WHAT NEEDS TO BE DONE
The listing below is to be output in its exact form.

========================

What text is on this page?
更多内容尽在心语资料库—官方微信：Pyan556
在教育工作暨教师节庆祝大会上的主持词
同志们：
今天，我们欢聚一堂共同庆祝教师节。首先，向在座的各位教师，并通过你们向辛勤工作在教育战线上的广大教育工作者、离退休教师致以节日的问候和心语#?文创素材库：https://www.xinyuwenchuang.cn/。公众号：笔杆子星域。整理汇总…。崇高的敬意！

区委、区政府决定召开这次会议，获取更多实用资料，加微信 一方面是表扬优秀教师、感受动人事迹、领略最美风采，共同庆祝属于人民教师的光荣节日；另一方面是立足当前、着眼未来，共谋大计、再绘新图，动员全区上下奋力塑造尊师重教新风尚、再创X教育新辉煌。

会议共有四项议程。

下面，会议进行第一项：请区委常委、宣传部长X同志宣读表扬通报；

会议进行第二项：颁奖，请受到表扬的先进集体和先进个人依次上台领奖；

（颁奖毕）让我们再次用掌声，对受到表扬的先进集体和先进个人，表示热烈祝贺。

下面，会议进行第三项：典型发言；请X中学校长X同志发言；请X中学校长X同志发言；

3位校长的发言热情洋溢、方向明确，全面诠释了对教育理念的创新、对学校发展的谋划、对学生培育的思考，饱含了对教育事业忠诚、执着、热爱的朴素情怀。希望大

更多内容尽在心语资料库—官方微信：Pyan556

========================

EXERCISE ANSWER
What text is on this page?
更多内容尽在心语资料库—官方微信：Pyan556
在教育工作暨教师节庆祝大会上的主持词
同志们：
今天，我们欢聚一堂共同庆祝教师节。首先，向在座的各位教师，并通过你们向辛勤工作在教育战线上的广大教育工作者、离退休教师致以节日的问候和心语#?文创素材库：https://www.xinyuwenchuang.cn/。公众号：笔杆子星域。整理汇总…。崇高的敬意！

区委、区政府决定召开这次会议，获取更多实用资料，加微信 一方面是表扬优秀教师、感受动人事迹、领略最美风采，共同庆祝属于人民教师的光荣节日；另一方面是立足当前、着眼未来，共谋大计、再绘新图，动员全区上下奋力塑造尊师重教新风尚、再创X教育新辉煌。

会议共有四项议程。

下面，会议进行第一项：请区委常委、宣传部长X同志宣读表扬通报；

会议进行第二项：颁奖，请受到表扬的先进集体和先进个人依次上台领奖；

（颁奖毕）让我们再次用掌声，对受到表扬的先进集体和先进个人，表示热烈祝贺。

下面，会议进行第三项：典型发言；请X中学校长X同志发言；请X中学校长X同志发言；

3位校长的发言热情洋溢、方向明确，全面诠释了对教育理念的创新、对学校发展的谋划、对学生培育的思考，饱含了对教育事业忠诚、执着、热爱的朴素情怀。希望大

更多内容尽在心语资料库—官方微信：Pyan556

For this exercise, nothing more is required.